Rows from a dataset
%%
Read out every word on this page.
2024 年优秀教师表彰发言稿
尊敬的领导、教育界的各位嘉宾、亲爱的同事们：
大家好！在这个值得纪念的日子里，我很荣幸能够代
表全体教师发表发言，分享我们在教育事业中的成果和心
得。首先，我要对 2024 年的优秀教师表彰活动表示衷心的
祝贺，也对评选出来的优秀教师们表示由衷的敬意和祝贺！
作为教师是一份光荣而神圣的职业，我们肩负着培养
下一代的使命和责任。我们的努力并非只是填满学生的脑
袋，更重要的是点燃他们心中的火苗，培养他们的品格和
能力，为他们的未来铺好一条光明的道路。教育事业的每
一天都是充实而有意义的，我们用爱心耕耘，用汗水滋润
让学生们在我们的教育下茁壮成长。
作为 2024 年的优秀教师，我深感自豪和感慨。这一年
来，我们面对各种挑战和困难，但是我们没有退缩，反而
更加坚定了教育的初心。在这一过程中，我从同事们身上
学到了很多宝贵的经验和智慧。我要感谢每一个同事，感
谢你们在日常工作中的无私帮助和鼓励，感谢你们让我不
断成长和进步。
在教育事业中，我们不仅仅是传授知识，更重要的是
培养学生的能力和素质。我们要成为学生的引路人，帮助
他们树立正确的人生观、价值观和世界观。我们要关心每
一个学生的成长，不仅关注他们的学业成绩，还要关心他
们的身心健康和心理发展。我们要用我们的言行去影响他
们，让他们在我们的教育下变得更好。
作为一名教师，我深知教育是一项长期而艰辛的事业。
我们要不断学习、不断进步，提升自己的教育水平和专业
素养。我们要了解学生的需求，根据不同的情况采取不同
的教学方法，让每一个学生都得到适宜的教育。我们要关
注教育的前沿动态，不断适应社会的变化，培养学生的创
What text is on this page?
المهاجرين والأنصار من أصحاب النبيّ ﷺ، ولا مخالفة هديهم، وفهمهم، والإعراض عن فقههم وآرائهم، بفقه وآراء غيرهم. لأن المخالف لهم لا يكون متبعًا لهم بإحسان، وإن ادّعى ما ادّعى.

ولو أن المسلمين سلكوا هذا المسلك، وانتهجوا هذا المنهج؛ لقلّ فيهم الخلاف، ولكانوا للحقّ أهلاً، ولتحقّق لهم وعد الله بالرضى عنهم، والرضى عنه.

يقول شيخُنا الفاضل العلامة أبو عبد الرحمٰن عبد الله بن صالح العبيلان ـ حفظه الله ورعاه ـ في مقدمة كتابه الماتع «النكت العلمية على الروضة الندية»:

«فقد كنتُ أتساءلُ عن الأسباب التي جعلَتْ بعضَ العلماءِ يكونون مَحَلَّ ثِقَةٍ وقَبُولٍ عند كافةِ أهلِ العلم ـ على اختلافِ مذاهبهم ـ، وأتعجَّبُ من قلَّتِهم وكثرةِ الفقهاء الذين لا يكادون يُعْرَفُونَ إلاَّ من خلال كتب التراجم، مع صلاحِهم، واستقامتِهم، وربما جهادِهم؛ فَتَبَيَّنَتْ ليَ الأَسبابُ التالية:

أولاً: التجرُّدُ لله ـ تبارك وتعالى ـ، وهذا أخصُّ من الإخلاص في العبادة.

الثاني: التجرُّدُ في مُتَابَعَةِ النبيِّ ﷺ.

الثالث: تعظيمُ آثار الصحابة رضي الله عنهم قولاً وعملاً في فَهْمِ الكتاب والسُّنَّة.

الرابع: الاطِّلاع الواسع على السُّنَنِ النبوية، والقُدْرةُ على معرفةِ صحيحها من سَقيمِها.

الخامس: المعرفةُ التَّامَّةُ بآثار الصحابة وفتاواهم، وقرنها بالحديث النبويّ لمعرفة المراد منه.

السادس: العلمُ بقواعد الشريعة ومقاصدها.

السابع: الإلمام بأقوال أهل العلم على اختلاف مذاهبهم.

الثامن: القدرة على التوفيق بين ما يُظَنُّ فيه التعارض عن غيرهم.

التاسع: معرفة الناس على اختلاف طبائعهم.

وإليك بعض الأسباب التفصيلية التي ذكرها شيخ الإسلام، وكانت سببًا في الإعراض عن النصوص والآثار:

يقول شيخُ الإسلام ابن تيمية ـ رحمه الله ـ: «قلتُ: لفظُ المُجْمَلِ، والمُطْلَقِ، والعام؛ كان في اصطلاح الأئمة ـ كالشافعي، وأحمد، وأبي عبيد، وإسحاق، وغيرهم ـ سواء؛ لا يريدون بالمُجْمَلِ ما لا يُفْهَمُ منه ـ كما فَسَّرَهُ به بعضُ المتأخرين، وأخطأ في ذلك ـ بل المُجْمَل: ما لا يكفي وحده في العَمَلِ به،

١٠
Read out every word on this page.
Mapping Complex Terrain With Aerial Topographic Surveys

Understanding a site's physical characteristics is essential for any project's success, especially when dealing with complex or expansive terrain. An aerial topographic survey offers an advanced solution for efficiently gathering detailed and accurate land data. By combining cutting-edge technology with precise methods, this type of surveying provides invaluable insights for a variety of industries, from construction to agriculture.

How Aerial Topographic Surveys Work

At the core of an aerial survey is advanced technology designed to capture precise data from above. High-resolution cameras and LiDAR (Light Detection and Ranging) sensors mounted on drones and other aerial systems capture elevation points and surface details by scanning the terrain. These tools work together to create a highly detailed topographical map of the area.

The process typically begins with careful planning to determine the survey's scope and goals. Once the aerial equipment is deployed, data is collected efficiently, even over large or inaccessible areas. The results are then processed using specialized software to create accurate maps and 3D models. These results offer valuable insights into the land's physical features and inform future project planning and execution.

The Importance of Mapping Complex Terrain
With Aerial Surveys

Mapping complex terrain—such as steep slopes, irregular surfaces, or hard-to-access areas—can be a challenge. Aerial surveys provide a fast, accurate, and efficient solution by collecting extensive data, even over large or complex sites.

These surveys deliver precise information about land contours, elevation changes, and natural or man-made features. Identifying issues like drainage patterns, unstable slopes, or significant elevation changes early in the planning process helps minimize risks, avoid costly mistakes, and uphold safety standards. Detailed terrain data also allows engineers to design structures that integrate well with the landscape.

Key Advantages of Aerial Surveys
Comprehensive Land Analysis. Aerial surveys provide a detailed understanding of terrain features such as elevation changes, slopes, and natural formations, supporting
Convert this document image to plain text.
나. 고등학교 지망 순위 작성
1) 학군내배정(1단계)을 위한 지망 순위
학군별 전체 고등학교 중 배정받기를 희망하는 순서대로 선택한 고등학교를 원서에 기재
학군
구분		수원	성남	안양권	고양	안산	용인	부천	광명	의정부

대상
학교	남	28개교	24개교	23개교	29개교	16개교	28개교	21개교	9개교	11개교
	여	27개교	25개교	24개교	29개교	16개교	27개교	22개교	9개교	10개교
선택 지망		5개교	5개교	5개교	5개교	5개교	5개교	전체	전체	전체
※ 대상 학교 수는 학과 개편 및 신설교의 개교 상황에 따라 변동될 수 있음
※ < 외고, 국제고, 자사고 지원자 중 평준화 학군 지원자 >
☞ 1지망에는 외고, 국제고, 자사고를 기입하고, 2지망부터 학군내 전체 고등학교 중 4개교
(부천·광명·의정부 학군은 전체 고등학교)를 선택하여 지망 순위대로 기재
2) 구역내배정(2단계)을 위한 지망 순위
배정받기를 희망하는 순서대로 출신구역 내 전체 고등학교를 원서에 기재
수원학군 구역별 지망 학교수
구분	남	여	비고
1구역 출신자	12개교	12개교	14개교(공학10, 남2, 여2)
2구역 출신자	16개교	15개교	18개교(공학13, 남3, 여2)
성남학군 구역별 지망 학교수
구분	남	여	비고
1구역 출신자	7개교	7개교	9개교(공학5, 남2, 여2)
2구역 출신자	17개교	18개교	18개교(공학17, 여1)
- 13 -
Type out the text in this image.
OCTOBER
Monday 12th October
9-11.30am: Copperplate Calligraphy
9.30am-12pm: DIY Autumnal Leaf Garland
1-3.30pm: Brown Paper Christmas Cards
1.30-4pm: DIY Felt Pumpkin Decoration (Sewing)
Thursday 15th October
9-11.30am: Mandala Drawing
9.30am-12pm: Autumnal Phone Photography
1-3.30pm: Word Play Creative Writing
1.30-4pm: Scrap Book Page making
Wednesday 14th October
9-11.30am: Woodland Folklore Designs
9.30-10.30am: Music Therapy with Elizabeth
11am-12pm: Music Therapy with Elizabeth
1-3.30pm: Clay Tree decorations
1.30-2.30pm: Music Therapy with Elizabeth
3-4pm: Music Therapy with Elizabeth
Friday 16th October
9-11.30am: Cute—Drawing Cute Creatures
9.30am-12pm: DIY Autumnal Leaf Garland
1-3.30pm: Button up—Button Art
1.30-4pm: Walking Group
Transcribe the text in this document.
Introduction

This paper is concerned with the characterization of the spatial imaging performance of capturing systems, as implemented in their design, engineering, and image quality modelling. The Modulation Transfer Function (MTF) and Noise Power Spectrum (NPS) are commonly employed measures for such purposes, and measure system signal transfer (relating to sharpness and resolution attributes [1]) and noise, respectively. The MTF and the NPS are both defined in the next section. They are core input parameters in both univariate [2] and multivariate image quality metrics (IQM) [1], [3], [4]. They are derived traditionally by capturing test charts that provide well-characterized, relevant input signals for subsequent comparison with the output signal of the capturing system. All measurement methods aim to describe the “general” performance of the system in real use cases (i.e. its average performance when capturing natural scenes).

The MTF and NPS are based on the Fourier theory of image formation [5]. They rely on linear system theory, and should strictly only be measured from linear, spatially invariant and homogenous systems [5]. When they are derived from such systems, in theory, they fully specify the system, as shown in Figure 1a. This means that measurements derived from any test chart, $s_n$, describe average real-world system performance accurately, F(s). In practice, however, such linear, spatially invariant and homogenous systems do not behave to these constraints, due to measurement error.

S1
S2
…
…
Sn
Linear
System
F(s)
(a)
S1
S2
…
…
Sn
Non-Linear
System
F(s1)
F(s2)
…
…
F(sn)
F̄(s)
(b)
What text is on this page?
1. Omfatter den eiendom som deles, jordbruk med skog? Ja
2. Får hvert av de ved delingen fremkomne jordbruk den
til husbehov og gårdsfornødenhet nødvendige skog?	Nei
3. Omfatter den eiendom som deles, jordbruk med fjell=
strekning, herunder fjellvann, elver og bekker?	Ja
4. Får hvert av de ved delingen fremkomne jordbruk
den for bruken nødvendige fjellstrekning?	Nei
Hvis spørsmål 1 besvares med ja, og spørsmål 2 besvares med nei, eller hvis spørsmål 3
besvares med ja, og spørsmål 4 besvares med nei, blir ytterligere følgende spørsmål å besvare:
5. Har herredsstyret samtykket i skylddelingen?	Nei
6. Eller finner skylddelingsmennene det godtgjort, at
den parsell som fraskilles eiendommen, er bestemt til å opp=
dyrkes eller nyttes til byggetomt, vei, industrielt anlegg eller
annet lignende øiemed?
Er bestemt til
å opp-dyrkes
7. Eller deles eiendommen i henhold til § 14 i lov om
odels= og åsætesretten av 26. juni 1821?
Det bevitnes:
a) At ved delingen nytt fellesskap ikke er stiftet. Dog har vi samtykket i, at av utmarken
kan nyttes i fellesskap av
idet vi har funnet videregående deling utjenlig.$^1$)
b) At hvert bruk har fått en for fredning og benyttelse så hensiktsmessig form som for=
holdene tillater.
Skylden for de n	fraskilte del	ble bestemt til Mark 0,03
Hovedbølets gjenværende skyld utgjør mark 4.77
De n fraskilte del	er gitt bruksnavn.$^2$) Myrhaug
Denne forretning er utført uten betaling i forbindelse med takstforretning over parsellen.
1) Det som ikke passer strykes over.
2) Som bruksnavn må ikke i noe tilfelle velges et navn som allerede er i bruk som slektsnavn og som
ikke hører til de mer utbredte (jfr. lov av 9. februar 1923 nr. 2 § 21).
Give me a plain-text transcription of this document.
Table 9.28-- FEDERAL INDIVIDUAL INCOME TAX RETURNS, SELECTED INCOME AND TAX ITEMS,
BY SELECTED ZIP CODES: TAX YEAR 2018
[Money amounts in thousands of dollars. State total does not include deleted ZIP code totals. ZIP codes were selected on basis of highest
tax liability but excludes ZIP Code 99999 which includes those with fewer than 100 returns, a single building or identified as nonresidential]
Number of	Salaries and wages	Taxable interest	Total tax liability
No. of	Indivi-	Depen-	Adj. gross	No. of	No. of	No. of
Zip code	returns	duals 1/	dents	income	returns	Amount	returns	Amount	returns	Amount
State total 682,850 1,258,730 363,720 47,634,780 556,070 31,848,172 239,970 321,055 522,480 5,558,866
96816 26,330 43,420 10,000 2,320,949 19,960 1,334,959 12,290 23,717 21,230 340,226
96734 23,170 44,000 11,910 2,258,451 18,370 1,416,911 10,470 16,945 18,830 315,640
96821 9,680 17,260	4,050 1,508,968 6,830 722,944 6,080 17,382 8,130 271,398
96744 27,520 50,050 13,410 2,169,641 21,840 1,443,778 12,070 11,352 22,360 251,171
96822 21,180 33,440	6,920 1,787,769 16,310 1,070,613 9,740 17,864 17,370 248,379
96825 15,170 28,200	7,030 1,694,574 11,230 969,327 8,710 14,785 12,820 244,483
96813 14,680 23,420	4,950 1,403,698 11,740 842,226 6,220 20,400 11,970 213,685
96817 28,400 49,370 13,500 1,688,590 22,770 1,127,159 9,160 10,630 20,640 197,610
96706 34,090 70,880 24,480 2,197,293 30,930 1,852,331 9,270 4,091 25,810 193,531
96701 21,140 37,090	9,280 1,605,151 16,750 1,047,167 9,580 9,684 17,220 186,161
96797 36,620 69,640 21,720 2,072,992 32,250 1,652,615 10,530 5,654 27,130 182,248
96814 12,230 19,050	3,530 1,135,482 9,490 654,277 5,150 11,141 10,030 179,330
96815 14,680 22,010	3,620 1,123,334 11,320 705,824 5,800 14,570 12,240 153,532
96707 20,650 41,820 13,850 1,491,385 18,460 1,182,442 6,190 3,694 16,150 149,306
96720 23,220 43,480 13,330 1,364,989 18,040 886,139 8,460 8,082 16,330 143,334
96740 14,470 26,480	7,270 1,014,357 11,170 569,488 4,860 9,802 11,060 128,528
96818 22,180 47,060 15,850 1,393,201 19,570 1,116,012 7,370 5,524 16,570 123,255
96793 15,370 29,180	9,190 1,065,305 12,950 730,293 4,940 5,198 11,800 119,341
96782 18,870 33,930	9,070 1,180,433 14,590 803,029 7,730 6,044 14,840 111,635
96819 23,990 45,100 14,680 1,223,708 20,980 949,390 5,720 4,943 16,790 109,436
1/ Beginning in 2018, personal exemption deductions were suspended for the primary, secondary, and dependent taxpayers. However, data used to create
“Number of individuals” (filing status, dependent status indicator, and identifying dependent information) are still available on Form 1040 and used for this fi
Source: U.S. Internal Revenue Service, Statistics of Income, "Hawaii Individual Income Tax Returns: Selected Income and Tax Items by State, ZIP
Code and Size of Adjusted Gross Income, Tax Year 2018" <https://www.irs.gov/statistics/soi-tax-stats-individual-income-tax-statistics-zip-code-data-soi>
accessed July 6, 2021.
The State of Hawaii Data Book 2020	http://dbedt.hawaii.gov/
%%
▶ What you are asked to do
Review the material and copy each line in which the word "fellesskap" appears.

▶ Result of this exercise
a) At ved delingen nytt fellesskap ikke er stiftet. Dog har vi samtykket i, at av utmarken
kan nyttes i fellesskap av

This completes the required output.